**EXERCISE AIM**:
Give every entry again, word for word and in full.

**Entries with figure data**:
::::::::::
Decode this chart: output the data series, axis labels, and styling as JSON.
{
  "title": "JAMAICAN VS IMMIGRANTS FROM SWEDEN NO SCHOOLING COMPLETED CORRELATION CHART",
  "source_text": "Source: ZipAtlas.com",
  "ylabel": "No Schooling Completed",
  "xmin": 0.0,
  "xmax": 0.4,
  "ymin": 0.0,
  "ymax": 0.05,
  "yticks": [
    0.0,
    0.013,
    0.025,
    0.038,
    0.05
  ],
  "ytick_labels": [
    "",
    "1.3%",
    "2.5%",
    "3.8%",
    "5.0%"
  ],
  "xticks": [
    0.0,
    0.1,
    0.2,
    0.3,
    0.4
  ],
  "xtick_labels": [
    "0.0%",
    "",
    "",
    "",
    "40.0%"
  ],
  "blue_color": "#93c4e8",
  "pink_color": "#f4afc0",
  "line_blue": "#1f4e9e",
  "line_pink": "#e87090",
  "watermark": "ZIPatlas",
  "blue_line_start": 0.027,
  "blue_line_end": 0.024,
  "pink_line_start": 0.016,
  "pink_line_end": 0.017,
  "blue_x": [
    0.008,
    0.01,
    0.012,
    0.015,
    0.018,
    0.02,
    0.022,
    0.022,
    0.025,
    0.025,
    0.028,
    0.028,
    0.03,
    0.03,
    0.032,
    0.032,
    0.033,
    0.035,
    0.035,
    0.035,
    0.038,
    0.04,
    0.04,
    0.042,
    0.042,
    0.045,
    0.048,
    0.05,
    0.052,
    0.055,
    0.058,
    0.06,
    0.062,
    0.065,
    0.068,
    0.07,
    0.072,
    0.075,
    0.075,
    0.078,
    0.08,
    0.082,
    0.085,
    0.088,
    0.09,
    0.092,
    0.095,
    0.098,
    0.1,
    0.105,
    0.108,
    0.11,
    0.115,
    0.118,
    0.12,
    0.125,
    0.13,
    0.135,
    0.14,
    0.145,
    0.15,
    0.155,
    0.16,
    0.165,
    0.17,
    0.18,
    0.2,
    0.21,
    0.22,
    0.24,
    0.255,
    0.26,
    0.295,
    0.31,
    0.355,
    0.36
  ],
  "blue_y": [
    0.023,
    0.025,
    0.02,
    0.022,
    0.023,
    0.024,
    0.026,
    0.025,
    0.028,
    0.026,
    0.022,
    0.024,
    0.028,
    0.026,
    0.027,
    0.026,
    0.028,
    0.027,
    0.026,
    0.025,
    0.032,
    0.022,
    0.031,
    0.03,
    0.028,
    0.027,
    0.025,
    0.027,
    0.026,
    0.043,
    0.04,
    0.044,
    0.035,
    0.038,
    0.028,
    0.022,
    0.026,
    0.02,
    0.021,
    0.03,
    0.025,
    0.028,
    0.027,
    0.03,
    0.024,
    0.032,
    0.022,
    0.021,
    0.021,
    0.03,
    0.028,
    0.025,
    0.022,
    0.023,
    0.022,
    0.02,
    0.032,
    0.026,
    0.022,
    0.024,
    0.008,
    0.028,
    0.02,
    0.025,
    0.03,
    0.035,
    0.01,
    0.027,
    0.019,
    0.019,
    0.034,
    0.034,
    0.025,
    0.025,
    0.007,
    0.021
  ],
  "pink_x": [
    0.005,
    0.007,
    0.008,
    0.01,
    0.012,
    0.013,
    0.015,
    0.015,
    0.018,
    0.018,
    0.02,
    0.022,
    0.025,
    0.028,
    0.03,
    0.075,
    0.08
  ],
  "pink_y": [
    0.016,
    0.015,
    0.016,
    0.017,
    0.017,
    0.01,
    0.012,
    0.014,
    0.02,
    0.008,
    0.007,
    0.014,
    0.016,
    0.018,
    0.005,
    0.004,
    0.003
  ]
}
::::::::::
**ANSWER TO THIS EXERCISE**:
Decode this chart: output the data series, axis labels, and styling as JSON.
{
  "title": "JAMAICAN VS IMMIGRANTS FROM SWEDEN NO SCHOOLING COMPLETED CORRELATION CHART",
  "source_text": "Source: ZipAtlas.com",
  "ylabel": "No Schooling Completed",
  "xmin": 0.0,
  "xmax": 0.4,
  "ymin": 0.0,
  "ymax": 0.05,
  "yticks": [
    0.0,
    0.013,
    0.025,
    0.038,
    0.05
  ],
  "ytick_labels": [
    "",
    "1.3%",
    "2.5%",
    "3.8%",
    "5.0%"
  ],
  "xticks": [
    0.0,
    0.1,
    0.2,
    0.3,
    0.4
  ],
  "xtick_labels": [
    "0.0%",
    "",
    "",
    "",
    "40.0%"
  ],
  "blue_color": "#93c4e8",
  "pink_color": "#f4afc0",
  "line_blue": "#1f4e9e",
  "line_pink": "#e87090",
  "watermark": "ZIPatlas",
  "blue_line_start": 0.027,
  "blue_line_end": 0.024,
  "pink_line_start": 0.016,
  "pink_line_end": 0.017,
  "blue_x": [
    0.008,
    0.01,
    0.012,
    0.015,
    0.018,
    0.02,
    0.022,
    0.022,
    0.025,
    0.025,
    0.028,
    0.028,
    0.03,
    0.03,
    0.032,
    0.032,
    0.033,
    0.035,
    0.035,
    0.035,
    0.038,
    0.04,
    0.04,
    0.042,
    0.042,
    0.045,
    0.048,
    0.05,
    0.052,
    0.055,
    0.058,
    0.06,
    0.062,
    0.065,
    0.068,
    0.07,
    0.072,
    0.075,
    0.075,
    0.078,
    0.08,
    0.082,
    0.085,
    0.088,
    0.09,
    0.092,
    0.095,
    0.098,
    0.1,
    0.105,
    0.108,
    0.11,
    0.115,
    0.118,
    0.12,
    0.125,
    0.13,
    0.135,
    0.14,
    0.145,
    0.15,
    0.155,
    0.16,
    0.165,
    0.17,
    0.18,
    0.2,
    0.21,
    0.22,
    0.24,
    0.255,
    0.26,
    0.295,
    0.31,
    0.355,
    0.36
  ],
  "blue_y": [
    0.023,
    0.025,
    0.02,
    0.022,
    0.023,
    0.024,
    0.026,
    0.025,
    0.028,
    0.026,
    0.022,
    0.024,
    0.028,
    0.026,
    0.027,
    0.026,
    0.028,
    0.027,
    0.026,
    0.025,
    0.032,
    0.022,
    0.031,
    0.03,
    0.028,
    0.027,
    0.025,
    0.027,
    0.026,
    0.043,
    0.04,
    0.044,
    0.035,
    0.038,
    0.028,
    0.022,
    0.026,
    0.02,
    0.021,
    0.03,
    0.025,
    0.028,
    0.027,
    0.03,
    0.024,
    0.032,
    0.022,
    0.021,
    0.021,
    0.03,
    0.028,
    0.025,
    0.022,
    0.023,
    0.022,
    0.02,
    0.032,
    0.026,
    0.022,
    0.024,
    0.008,
    0.028,
    0.02,
    0.025,
    0.03,
    0.035,
    0.01,
    0.027,
    0.019,
    0.019,
    0.034,
    0.034,
    0.025,
    0.025,
    0.007,
    0.021
  ],
  "pink_x": [
    0.005,
    0.007,
    0.008,
    0.01,
    0.012,
    0.013,
    0.015,
    0.015,
    0.018,
    0.018,
    0.02,
    0.022,
    0.025,
    0.028,
    0.03,
    0.075,
    0.08
  ],
  "pink_y": [
    0.016,
    0.015,
    0.016,
    0.017,
    0.017,
    0.01,
    0.012,
    0.014,
    0.02,
    0.008,
    0.007,
    0.014,
    0.016,
    0.018,
    0.005,
    0.004,
    0.003
  ]
}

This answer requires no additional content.